SET TASK: Read the records below and copy each line that contains "image".

═══ LISTED ENTRIES

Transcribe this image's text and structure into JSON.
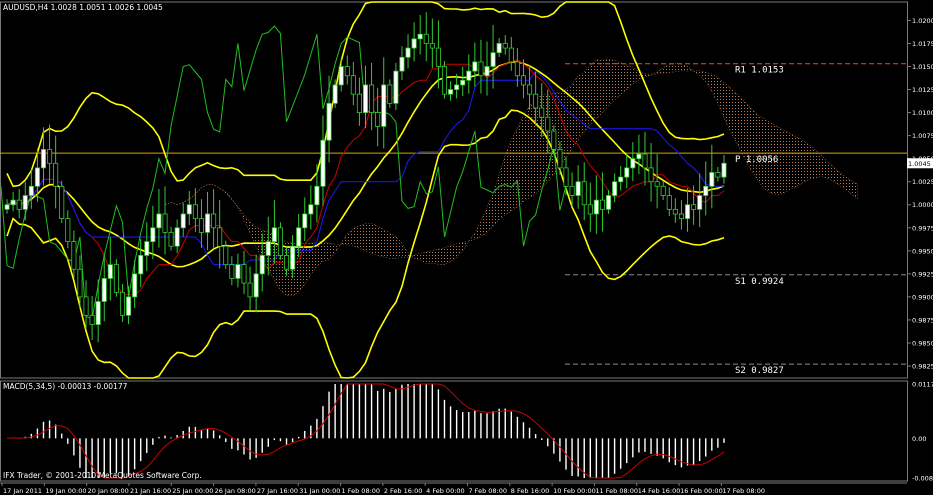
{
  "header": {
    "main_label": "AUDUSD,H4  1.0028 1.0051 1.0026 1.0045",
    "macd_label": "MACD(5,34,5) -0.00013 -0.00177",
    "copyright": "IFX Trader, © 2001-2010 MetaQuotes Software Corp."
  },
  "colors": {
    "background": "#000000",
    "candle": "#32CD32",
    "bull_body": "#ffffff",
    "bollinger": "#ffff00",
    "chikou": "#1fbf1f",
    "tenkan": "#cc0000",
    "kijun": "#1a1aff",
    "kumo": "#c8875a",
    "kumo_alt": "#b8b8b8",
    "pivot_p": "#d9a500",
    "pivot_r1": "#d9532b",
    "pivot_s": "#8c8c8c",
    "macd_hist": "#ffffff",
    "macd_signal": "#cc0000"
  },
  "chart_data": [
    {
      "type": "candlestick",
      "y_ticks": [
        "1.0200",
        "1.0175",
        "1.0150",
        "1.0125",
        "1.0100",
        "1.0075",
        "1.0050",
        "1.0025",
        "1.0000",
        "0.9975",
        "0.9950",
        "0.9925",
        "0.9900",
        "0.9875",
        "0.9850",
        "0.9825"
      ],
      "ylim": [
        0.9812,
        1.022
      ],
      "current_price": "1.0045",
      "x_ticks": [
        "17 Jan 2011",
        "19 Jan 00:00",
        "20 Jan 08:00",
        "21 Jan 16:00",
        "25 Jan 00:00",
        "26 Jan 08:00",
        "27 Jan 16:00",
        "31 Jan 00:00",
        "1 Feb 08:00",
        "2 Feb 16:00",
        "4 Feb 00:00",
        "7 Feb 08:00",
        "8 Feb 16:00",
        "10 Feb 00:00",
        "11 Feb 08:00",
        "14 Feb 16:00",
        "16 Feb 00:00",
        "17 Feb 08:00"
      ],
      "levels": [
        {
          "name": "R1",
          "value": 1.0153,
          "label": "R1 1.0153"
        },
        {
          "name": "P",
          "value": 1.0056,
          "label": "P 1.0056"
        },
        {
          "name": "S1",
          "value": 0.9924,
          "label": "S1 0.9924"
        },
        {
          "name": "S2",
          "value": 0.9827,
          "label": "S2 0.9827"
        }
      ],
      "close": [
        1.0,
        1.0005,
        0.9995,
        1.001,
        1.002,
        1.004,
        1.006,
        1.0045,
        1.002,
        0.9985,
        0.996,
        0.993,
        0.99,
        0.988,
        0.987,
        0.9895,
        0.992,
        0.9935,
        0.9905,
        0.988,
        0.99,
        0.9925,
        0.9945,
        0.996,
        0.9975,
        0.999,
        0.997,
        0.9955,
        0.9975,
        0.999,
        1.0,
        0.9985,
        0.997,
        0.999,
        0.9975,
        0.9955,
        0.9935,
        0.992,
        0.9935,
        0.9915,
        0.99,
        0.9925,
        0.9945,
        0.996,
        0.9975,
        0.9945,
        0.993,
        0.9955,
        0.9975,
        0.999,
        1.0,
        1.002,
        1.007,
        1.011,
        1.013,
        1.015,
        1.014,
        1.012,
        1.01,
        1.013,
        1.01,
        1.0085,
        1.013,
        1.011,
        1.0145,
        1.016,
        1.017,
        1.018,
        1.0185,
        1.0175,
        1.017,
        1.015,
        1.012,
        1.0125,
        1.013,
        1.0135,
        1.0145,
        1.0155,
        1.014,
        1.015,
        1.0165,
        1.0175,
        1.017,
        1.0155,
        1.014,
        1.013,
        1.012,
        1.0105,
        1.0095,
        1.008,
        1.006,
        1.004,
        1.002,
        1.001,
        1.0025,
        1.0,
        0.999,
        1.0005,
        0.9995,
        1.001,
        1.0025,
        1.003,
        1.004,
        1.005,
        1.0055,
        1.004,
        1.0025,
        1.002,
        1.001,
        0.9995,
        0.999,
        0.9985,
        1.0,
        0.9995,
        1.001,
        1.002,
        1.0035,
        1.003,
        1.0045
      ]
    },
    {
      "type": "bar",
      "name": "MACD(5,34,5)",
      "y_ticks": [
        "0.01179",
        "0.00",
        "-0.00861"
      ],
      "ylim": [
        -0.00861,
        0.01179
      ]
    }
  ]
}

══════
═══ LISTED ENTRIES

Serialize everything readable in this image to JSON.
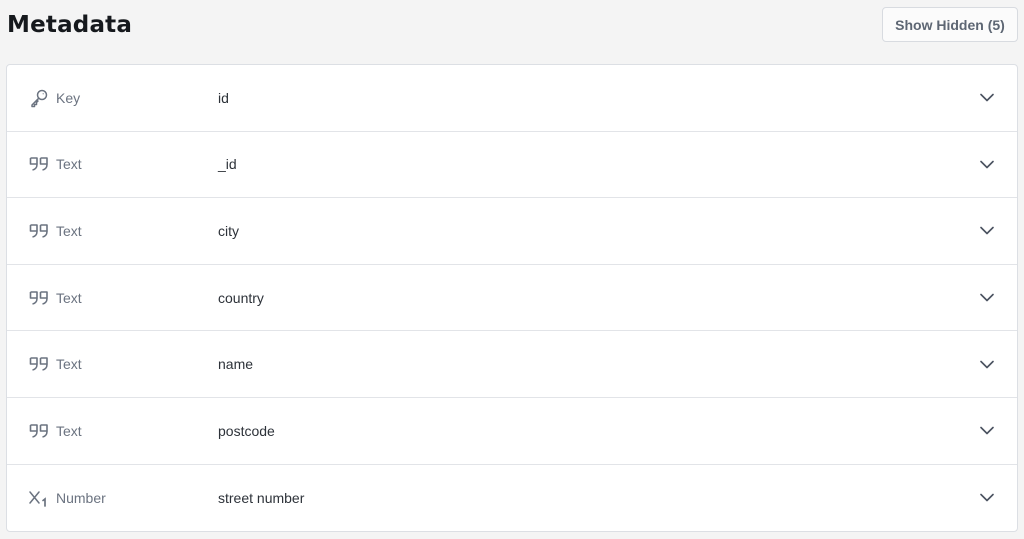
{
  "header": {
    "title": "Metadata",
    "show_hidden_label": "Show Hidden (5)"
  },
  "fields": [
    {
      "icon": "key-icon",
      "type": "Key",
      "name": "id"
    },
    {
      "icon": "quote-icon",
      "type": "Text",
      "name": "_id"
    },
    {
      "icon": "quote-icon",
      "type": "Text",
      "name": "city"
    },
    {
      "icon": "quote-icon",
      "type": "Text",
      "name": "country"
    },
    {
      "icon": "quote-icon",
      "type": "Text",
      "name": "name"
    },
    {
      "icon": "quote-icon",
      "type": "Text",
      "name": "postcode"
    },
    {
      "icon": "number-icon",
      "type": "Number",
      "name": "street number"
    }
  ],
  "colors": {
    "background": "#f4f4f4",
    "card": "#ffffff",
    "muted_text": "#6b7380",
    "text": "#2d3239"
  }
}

══════
═══ LISTED ENTRIES

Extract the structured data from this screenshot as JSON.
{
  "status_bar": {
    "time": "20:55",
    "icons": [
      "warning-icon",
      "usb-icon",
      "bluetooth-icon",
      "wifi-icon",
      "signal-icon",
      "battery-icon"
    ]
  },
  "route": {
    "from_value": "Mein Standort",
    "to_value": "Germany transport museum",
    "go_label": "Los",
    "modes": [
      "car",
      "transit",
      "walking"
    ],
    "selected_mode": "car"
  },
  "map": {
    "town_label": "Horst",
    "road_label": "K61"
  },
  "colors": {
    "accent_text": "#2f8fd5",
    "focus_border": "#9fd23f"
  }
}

══════

RESULT OF THE TASK:
Transcribe this image's text and structure into JSON.
Serialize everything readable in this image to JSON.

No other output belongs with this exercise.